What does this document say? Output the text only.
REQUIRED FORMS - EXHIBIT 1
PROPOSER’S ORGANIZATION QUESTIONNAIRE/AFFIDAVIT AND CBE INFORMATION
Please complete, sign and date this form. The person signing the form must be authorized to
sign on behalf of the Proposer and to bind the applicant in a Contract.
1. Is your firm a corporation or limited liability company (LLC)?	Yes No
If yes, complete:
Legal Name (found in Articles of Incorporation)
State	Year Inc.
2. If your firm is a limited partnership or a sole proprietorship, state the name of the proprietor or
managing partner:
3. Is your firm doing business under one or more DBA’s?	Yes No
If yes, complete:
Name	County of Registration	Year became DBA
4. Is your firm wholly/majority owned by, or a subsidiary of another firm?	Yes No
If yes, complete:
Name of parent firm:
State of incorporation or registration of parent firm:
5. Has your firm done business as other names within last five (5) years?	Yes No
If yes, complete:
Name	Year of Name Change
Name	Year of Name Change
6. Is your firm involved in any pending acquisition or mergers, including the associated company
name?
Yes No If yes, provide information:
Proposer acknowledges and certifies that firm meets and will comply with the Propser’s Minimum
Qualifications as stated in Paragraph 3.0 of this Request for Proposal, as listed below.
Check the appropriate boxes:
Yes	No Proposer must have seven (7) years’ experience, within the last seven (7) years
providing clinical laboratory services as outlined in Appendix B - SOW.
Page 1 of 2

## What you need to do
Write out the data exactly as it stands.

## In response
What does this document say? Output the text only.
REQUIRED FORMS - EXHIBIT 1
PROPOSER’S ORGANIZATION QUESTIONNAIRE/AFFIDAVIT AND CBE INFORMATION
Please complete, sign and date this form. The person signing the form must be authorized to
sign on behalf of the Proposer and to bind the applicant in a Contract.
1. Is your firm a corporation or limited liability company (LLC)?	Yes No
If yes, complete:
Legal Name (found in Articles of Incorporation)
State	Year Inc.
2. If your firm is a limited partnership or a sole proprietorship, state the name of the proprietor or
managing partner:
3. Is your firm doing business under one or more DBA’s?	Yes No
If yes, complete:
Name	County of Registration	Year became DBA
4. Is your firm wholly/majority owned by, or a subsidiary of another firm?	Yes No
If yes, complete:
Name of parent firm:
State of incorporation or registration of parent firm:
5. Has your firm done business as other names within last five (5) years?	Yes No
If yes, complete:
Name	Year of Name Change
Name	Year of Name Change
6. Is your firm involved in any pending acquisition or mergers, including the associated company
name?
Yes No If yes, provide information:
Proposer acknowledges and certifies that firm meets and will comply with the Propser’s Minimum
Qualifications as stated in Paragraph 3.0 of this Request for Proposal, as listed below.
Check the appropriate boxes:
Yes	No Proposer must have seven (7) years’ experience, within the last seven (7) years
providing clinical laboratory services as outlined in Appendix B - SOW.
Page 1 of 2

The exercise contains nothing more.